[Records for this exercise — start]

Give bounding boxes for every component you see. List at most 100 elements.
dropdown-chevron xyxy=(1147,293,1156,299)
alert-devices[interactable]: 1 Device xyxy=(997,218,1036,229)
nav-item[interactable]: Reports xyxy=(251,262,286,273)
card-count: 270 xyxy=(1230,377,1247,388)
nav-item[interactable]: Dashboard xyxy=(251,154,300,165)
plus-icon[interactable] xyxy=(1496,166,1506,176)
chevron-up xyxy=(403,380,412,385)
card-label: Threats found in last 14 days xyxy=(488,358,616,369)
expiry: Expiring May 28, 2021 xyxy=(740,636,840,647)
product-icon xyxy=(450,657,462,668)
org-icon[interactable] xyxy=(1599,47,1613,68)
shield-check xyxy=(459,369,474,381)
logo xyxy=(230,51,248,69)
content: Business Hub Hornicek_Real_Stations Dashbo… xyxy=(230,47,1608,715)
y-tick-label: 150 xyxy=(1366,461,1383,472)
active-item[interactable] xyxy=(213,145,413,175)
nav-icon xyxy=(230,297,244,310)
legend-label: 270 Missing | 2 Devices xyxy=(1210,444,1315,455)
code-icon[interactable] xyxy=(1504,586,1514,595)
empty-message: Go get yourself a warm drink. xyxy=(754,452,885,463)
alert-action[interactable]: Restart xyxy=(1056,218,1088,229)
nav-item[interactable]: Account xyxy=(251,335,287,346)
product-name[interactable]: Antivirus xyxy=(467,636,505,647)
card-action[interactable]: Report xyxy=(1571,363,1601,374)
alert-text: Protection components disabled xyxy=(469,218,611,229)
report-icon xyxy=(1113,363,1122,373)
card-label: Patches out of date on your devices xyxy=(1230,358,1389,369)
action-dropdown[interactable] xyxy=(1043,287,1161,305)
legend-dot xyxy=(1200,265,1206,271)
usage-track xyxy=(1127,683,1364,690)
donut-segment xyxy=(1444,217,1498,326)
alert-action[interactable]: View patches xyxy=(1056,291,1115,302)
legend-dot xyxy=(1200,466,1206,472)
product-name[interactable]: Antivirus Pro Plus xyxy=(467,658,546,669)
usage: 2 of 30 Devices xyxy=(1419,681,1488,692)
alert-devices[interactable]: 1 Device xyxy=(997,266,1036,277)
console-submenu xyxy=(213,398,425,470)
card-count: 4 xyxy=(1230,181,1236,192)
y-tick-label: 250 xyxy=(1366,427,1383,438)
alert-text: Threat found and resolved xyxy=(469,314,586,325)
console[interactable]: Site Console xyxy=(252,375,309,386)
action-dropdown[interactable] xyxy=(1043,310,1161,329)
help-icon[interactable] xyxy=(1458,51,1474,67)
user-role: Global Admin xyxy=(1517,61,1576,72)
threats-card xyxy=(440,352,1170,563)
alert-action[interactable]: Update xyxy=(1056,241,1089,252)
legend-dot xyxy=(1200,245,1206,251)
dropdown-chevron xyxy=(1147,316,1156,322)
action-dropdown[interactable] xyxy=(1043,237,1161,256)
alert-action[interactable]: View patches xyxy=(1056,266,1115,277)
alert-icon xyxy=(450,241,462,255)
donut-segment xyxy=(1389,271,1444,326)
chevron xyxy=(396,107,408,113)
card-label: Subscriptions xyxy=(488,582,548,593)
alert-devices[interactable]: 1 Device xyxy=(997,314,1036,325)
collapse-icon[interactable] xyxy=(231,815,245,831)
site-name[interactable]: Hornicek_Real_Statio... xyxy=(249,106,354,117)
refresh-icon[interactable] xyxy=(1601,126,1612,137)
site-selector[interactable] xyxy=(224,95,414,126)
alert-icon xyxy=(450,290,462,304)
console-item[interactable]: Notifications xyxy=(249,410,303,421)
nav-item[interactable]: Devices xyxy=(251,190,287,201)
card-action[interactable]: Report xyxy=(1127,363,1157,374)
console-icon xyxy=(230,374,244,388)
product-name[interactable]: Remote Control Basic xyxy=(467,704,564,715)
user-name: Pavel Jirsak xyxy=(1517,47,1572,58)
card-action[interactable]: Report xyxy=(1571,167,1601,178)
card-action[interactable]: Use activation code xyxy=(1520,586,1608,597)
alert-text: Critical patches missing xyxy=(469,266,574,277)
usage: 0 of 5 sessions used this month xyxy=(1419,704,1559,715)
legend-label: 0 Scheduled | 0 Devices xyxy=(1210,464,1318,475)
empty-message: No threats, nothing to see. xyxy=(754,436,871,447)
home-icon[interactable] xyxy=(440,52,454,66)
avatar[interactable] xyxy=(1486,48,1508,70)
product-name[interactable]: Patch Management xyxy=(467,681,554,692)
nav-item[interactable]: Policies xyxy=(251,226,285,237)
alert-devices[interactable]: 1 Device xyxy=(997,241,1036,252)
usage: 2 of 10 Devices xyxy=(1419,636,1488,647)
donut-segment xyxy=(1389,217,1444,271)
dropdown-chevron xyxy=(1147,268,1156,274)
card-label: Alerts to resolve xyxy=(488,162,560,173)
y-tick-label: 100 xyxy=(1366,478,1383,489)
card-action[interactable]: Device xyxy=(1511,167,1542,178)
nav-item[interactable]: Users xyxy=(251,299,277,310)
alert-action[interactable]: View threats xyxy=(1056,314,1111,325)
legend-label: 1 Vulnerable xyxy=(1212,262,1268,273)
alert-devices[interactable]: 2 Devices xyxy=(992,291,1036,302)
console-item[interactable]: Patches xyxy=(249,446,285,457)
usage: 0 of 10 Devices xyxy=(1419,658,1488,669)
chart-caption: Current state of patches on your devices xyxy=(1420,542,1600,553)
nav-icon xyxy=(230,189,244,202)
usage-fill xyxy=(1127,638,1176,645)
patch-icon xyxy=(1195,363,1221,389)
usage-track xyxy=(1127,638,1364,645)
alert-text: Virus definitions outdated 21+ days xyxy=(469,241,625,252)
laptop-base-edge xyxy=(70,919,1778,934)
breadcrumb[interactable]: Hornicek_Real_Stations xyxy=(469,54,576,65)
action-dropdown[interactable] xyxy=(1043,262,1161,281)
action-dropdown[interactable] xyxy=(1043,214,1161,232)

[Records for this exercise — finish]

Aim of the exercise >> Within the records, count the lines that include the word "item". Answer with the number only.

Answer box >> 9